*RECORDS FOR PROCESSING*
───
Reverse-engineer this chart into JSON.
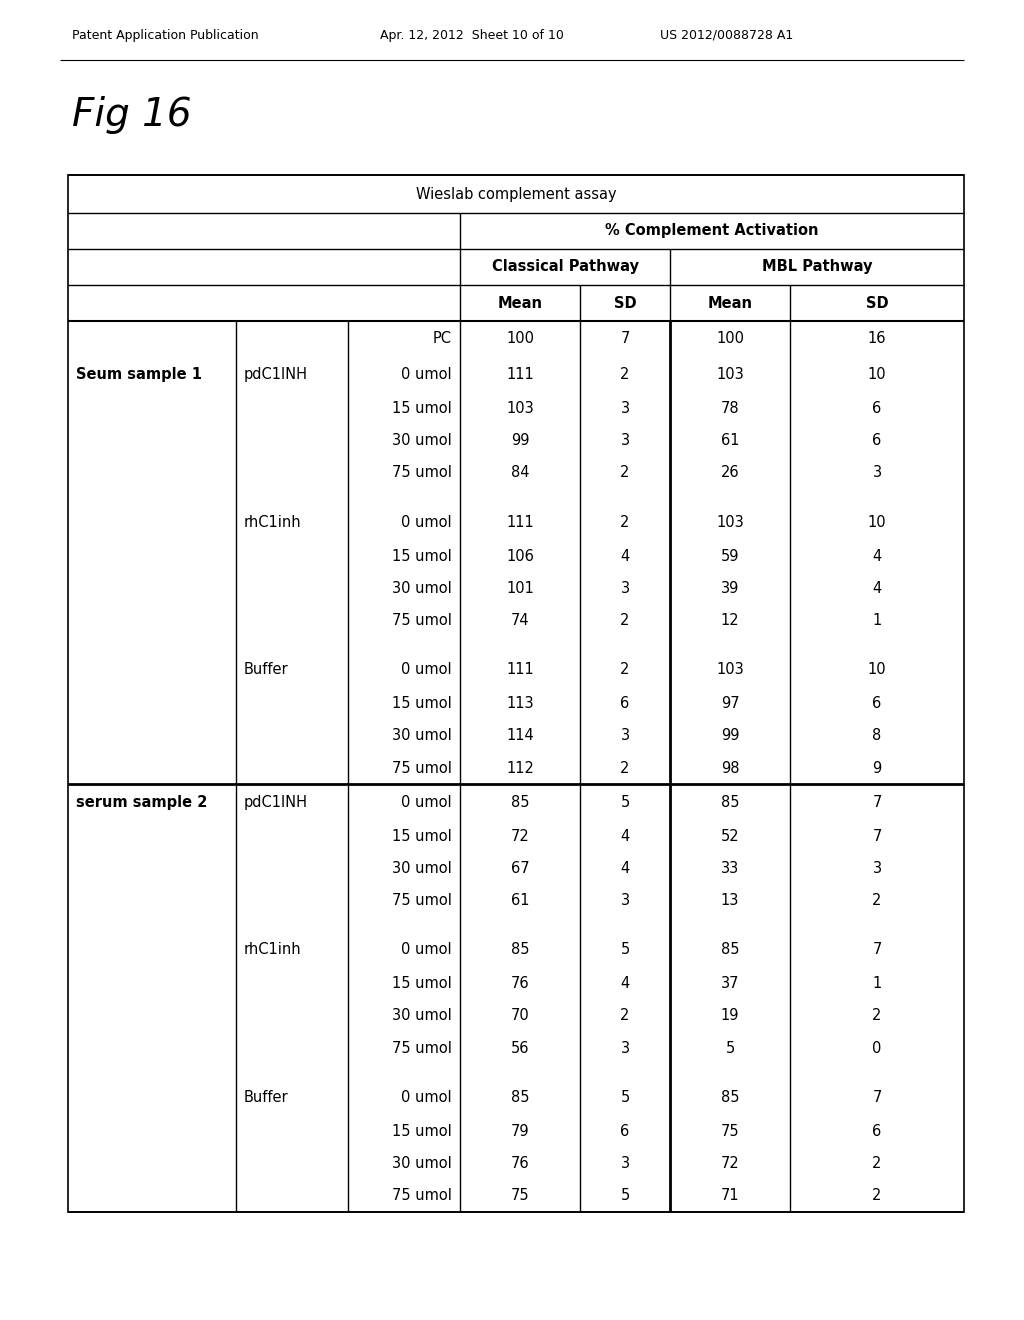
{
  "header_text_left": "Patent Application Publication",
  "header_text_mid": "Apr. 12, 2012  Sheet 10 of 10",
  "header_text_right": "US 2012/0088728 A1",
  "fig_label": "Fig 16",
  "table_title": "Wieslab complement assay",
  "col_header2": "% Complement Activation",
  "col_header3a": "Classical Pathway",
  "col_header3b": "MBL Pathway",
  "rows": [
    {
      "col1": "",
      "col2": "",
      "col3": "PC",
      "cp_mean": "100",
      "cp_sd": "7",
      "mbl_mean": "100",
      "mbl_sd": "16"
    },
    {
      "col1": "Seum sample 1",
      "col2": "pdC1INH",
      "col3": "0 umol",
      "cp_mean": "111",
      "cp_sd": "2",
      "mbl_mean": "103",
      "mbl_sd": "10"
    },
    {
      "col1": "",
      "col2": "",
      "col3": "15 umol",
      "cp_mean": "103",
      "cp_sd": "3",
      "mbl_mean": "78",
      "mbl_sd": "6"
    },
    {
      "col1": "",
      "col2": "",
      "col3": "30 umol",
      "cp_mean": "99",
      "cp_sd": "3",
      "mbl_mean": "61",
      "mbl_sd": "6"
    },
    {
      "col1": "",
      "col2": "",
      "col3": "75 umol",
      "cp_mean": "84",
      "cp_sd": "2",
      "mbl_mean": "26",
      "mbl_sd": "3"
    },
    {
      "col1": "",
      "col2": "rhC1inh",
      "col3": "0 umol",
      "cp_mean": "111",
      "cp_sd": "2",
      "mbl_mean": "103",
      "mbl_sd": "10"
    },
    {
      "col1": "",
      "col2": "",
      "col3": "15 umol",
      "cp_mean": "106",
      "cp_sd": "4",
      "mbl_mean": "59",
      "mbl_sd": "4"
    },
    {
      "col1": "",
      "col2": "",
      "col3": "30 umol",
      "cp_mean": "101",
      "cp_sd": "3",
      "mbl_mean": "39",
      "mbl_sd": "4"
    },
    {
      "col1": "",
      "col2": "",
      "col3": "75 umol",
      "cp_mean": "74",
      "cp_sd": "2",
      "mbl_mean": "12",
      "mbl_sd": "1"
    },
    {
      "col1": "",
      "col2": "Buffer",
      "col3": "0 umol",
      "cp_mean": "111",
      "cp_sd": "2",
      "mbl_mean": "103",
      "mbl_sd": "10"
    },
    {
      "col1": "",
      "col2": "",
      "col3": "15 umol",
      "cp_mean": "113",
      "cp_sd": "6",
      "mbl_mean": "97",
      "mbl_sd": "6"
    },
    {
      "col1": "",
      "col2": "",
      "col3": "30 umol",
      "cp_mean": "114",
      "cp_sd": "3",
      "mbl_mean": "99",
      "mbl_sd": "8"
    },
    {
      "col1": "",
      "col2": "",
      "col3": "75 umol",
      "cp_mean": "112",
      "cp_sd": "2",
      "mbl_mean": "98",
      "mbl_sd": "9"
    },
    {
      "col1": "serum sample 2",
      "col2": "pdC1INH",
      "col3": "0 umol",
      "cp_mean": "85",
      "cp_sd": "5",
      "mbl_mean": "85",
      "mbl_sd": "7"
    },
    {
      "col1": "",
      "col2": "",
      "col3": "15 umol",
      "cp_mean": "72",
      "cp_sd": "4",
      "mbl_mean": "52",
      "mbl_sd": "7"
    },
    {
      "col1": "",
      "col2": "",
      "col3": "30 umol",
      "cp_mean": "67",
      "cp_sd": "4",
      "mbl_mean": "33",
      "mbl_sd": "3"
    },
    {
      "col1": "",
      "col2": "",
      "col3": "75 umol",
      "cp_mean": "61",
      "cp_sd": "3",
      "mbl_mean": "13",
      "mbl_sd": "2"
    },
    {
      "col1": "",
      "col2": "rhC1inh",
      "col3": "0 umol",
      "cp_mean": "85",
      "cp_sd": "5",
      "mbl_mean": "85",
      "mbl_sd": "7"
    },
    {
      "col1": "",
      "col2": "",
      "col3": "15 umol",
      "cp_mean": "76",
      "cp_sd": "4",
      "mbl_mean": "37",
      "mbl_sd": "1"
    },
    {
      "col1": "",
      "col2": "",
      "col3": "30 umol",
      "cp_mean": "70",
      "cp_sd": "2",
      "mbl_mean": "19",
      "mbl_sd": "2"
    },
    {
      "col1": "",
      "col2": "",
      "col3": "75 umol",
      "cp_mean": "56",
      "cp_sd": "3",
      "mbl_mean": "5",
      "mbl_sd": "0"
    },
    {
      "col1": "",
      "col2": "Buffer",
      "col3": "0 umol",
      "cp_mean": "85",
      "cp_sd": "5",
      "mbl_mean": "85",
      "mbl_sd": "7"
    },
    {
      "col1": "",
      "col2": "",
      "col3": "15 umol",
      "cp_mean": "79",
      "cp_sd": "6",
      "mbl_mean": "75",
      "mbl_sd": "6"
    },
    {
      "col1": "",
      "col2": "",
      "col3": "30 umol",
      "cp_mean": "76",
      "cp_sd": "3",
      "mbl_mean": "72",
      "mbl_sd": "2"
    },
    {
      "col1": "",
      "col2": "",
      "col3": "75 umol",
      "cp_mean": "75",
      "cp_sd": "5",
      "mbl_mean": "71",
      "mbl_sd": "2"
    }
  ],
  "bg_color": "#ffffff",
  "text_color": "#000000"
}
───
*WORK REQUIRED*
List every line above containing the word "Pathway".

*REPLY TO THE EXERCISE*
  "col_header3a": "Classical Pathway",
  "col_header3b": "MBL Pathway",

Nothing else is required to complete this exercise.